──────── Input material ────────

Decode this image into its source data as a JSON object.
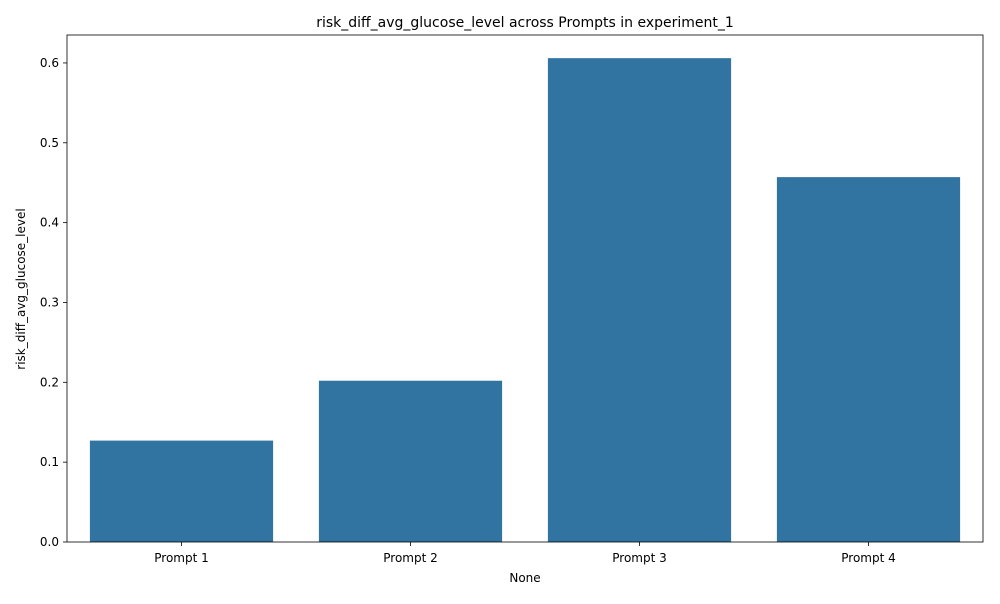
{
  "chart_data": {
    "type": "bar",
    "title": "risk_diff_avg_glucose_level across Prompts in experiment_1",
    "xlabel": "None",
    "ylabel": "risk_diff_avg_glucose_level",
    "categories": [
      "Prompt 1",
      "Prompt 2",
      "Prompt 3",
      "Prompt 4"
    ],
    "values": [
      0.127,
      0.202,
      0.606,
      0.457
    ],
    "ylim": [
      0,
      0.635
    ],
    "yticks": [
      0.0,
      0.1,
      0.2,
      0.3,
      0.4,
      0.5,
      0.6
    ],
    "ytick_labels": [
      "0.0",
      "0.1",
      "0.2",
      "0.3",
      "0.4",
      "0.5",
      "0.6"
    ],
    "bar_color": "#3274a1",
    "grid": false,
    "legend": "none"
  }
}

────────

Quote all the lines above exactly as given. Do not include the pictures.

Decode this image into its source data as a JSON object.
{
  "chart_data": {
    "type": "bar",
    "title": "risk_diff_avg_glucose_level across Prompts in experiment_1",
    "xlabel": "None",
    "ylabel": "risk_diff_avg_glucose_level",
    "categories": [
      "Prompt 1",
      "Prompt 2",
      "Prompt 3",
      "Prompt 4"
    ],
    "values": [
      0.127,
      0.202,
      0.606,
      0.457
    ],
    "ylim": [
      0,
      0.635
    ],
    "yticks": [
      0.0,
      0.1,
      0.2,
      0.3,
      0.4,
      0.5,
      0.6
    ],
    "ytick_labels": [
      "0.0",
      "0.1",
      "0.2",
      "0.3",
      "0.4",
      "0.5",
      "0.6"
    ],
    "bar_color": "#3274a1",
    "grid": false,
    "legend": "none"
  }
}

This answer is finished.